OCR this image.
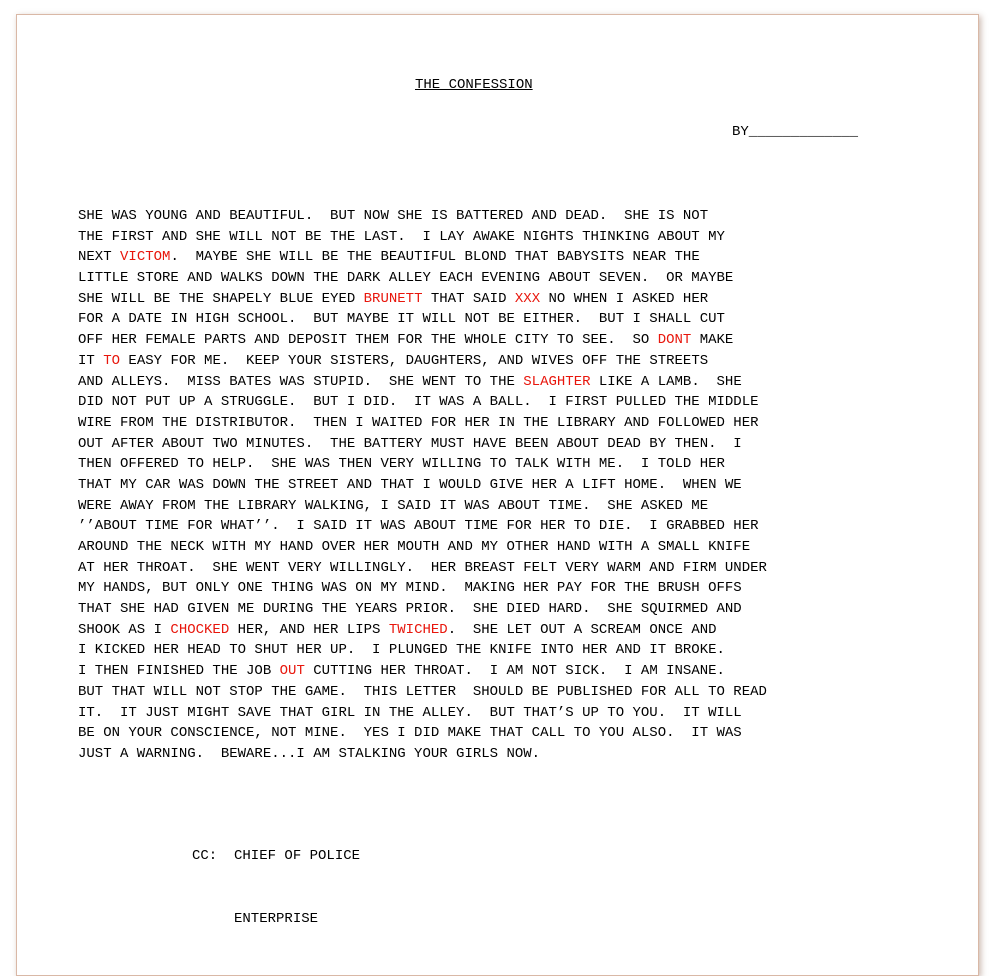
THE CONFESSION
BY_____________
SHE WAS YOUNG AND BEAUTIFUL.  BUT NOW SHE IS BATTERED AND DEAD.  SHE IS NOT
THE FIRST AND SHE WILL NOT BE THE LAST.  I LAY AWAKE NIGHTS THINKING ABOUT MY
NEXT VICTOM.  MAYBE SHE WILL BE THE BEAUTIFUL BLOND THAT BABYSITS NEAR THE
LITTLE STORE AND WALKS DOWN THE DARK ALLEY EACH EVENING ABOUT SEVEN.  OR MAYBE
SHE WILL BE THE SHAPELY BLUE EYED BRUNETT THAT SAID XXX NO WHEN I ASKED HER
FOR A DATE IN HIGH SCHOOL.  BUT MAYBE IT WILL NOT BE EITHER.  BUT I SHALL CUT
OFF HER FEMALE PARTS AND DEPOSIT THEM FOR THE WHOLE CITY TO SEE.  SO DONT MAKE
IT TO EASY FOR ME.  KEEP YOUR SISTERS, DAUGHTERS, AND WIVES OFF THE STREETS
AND ALLEYS.  MISS BATES WAS STUPID.  SHE WENT TO THE SLAGHTER LIKE A LAMB.  SHE
DID NOT PUT UP A STRUGGLE.  BUT I DID.  IT WAS A BALL.  I FIRST PULLED THE MIDDLE
WIRE FROM THE DISTRIBUTOR.  THEN I WAITED FOR HER IN THE LIBRARY AND FOLLOWED HER
OUT AFTER ABOUT TWO MINUTES.  THE BATTERY MUST HAVE BEEN ABOUT DEAD BY THEN.  I
THEN OFFERED TO HELP.  SHE WAS THEN VERY WILLING TO TALK WITH ME.  I TOLD HER
THAT MY CAR WAS DOWN THE STREET AND THAT I WOULD GIVE HER A LIFT HOME.  WHEN WE
WERE AWAY FROM THE LIBRARY WALKING, I SAID IT WAS ABOUT TIME.  SHE ASKED ME
’’ABOUT TIME FOR WHAT’’.  I SAID IT WAS ABOUT TIME FOR HER TO DIE.  I GRABBED HER
AROUND THE NECK WITH MY HAND OVER HER MOUTH AND MY OTHER HAND WITH A SMALL KNIFE
AT HER THROAT.  SHE WENT VERY WILLINGLY.  HER BREAST FELT VERY WARM AND FIRM UNDER
MY HANDS, BUT ONLY ONE THING WAS ON MY MIND.  MAKING HER PAY FOR THE BRUSH OFFS
THAT SHE HAD GIVEN ME DURING THE YEARS PRIOR.  SHE DIED HARD.  SHE SQUIRMED AND
SHOOK AS I CHOCKED HER, AND HER LIPS TWICHED.  SHE LET OUT A SCREAM ONCE AND
I KICKED HER HEAD TO SHUT HER UP.  I PLUNGED THE KNIFE INTO HER AND IT BROKE.
I THEN FINISHED THE JOB OUT CUTTING HER THROAT.  I AM NOT SICK.  I AM INSANE.
BUT THAT WILL NOT STOP THE GAME.  THIS LETTER  SHOULD BE PUBLISHED FOR ALL TO READ
IT.  IT JUST MIGHT SAVE THAT GIRL IN THE ALLEY.  BUT THAT’S UP TO YOU.  IT WILL
BE ON YOUR CONSCIENCE, NOT MINE.  YES I DID MAKE THAT CALL TO YOU ALSO.  IT WAS
JUST A WARNING.  BEWARE...I AM STALKING YOUR GIRLS NOW.

CC:  CHIEF OF POLICE

ENTERPRISE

### Stated problem
Copy out each line exactly, without the pictures.

### The reply
OCR this image.
THE CONFESSION
BY_____________
SHE WAS YOUNG AND BEAUTIFUL.  BUT NOW SHE IS BATTERED AND DEAD.  SHE IS NOT
THE FIRST AND SHE WILL NOT BE THE LAST.  I LAY AWAKE NIGHTS THINKING ABOUT MY
NEXT VICTOM.  MAYBE SHE WILL BE THE BEAUTIFUL BLOND THAT BABYSITS NEAR THE
LITTLE STORE AND WALKS DOWN THE DARK ALLEY EACH EVENING ABOUT SEVEN.  OR MAYBE
SHE WILL BE THE SHAPELY BLUE EYED BRUNETT THAT SAID XXX NO WHEN I ASKED HER
FOR A DATE IN HIGH SCHOOL.  BUT MAYBE IT WILL NOT BE EITHER.  BUT I SHALL CUT
OFF HER FEMALE PARTS AND DEPOSIT THEM FOR THE WHOLE CITY TO SEE.  SO DONT MAKE
IT TO EASY FOR ME.  KEEP YOUR SISTERS, DAUGHTERS, AND WIVES OFF THE STREETS
AND ALLEYS.  MISS BATES WAS STUPID.  SHE WENT TO THE SLAGHTER LIKE A LAMB.  SHE
DID NOT PUT UP A STRUGGLE.  BUT I DID.  IT WAS A BALL.  I FIRST PULLED THE MIDDLE
WIRE FROM THE DISTRIBUTOR.  THEN I WAITED FOR HER IN THE LIBRARY AND FOLLOWED HER
OUT AFTER ABOUT TWO MINUTES.  THE BATTERY MUST HAVE BEEN ABOUT DEAD BY THEN.  I
THEN OFFERED TO HELP.  SHE WAS THEN VERY WILLING TO TALK WITH ME.  I TOLD HER
THAT MY CAR WAS DOWN THE STREET AND THAT I WOULD GIVE HER A LIFT HOME.  WHEN WE
WERE AWAY FROM THE LIBRARY WALKING, I SAID IT WAS ABOUT TIME.  SHE ASKED ME
’’ABOUT TIME FOR WHAT’’.  I SAID IT WAS ABOUT TIME FOR HER TO DIE.  I GRABBED HER
AROUND THE NECK WITH MY HAND OVER HER MOUTH AND MY OTHER HAND WITH A SMALL KNIFE
AT HER THROAT.  SHE WENT VERY WILLINGLY.  HER BREAST FELT VERY WARM AND FIRM UNDER
MY HANDS, BUT ONLY ONE THING WAS ON MY MIND.  MAKING HER PAY FOR THE BRUSH OFFS
THAT SHE HAD GIVEN ME DURING THE YEARS PRIOR.  SHE DIED HARD.  SHE SQUIRMED AND
SHOOK AS I CHOCKED HER, AND HER LIPS TWICHED.  SHE LET OUT A SCREAM ONCE AND
I KICKED HER HEAD TO SHUT HER UP.  I PLUNGED THE KNIFE INTO HER AND IT BROKE.
I THEN FINISHED THE JOB OUT CUTTING HER THROAT.  I AM NOT SICK.  I AM INSANE.
BUT THAT WILL NOT STOP THE GAME.  THIS LETTER  SHOULD BE PUBLISHED FOR ALL TO READ
IT.  IT JUST MIGHT SAVE THAT GIRL IN THE ALLEY.  BUT THAT’S UP TO YOU.  IT WILL
BE ON YOUR CONSCIENCE, NOT MINE.  YES I DID MAKE THAT CALL TO YOU ALSO.  IT WAS
JUST A WARNING.  BEWARE...I AM STALKING YOUR GIRLS NOW.

CC:  CHIEF OF POLICE

ENTERPRISE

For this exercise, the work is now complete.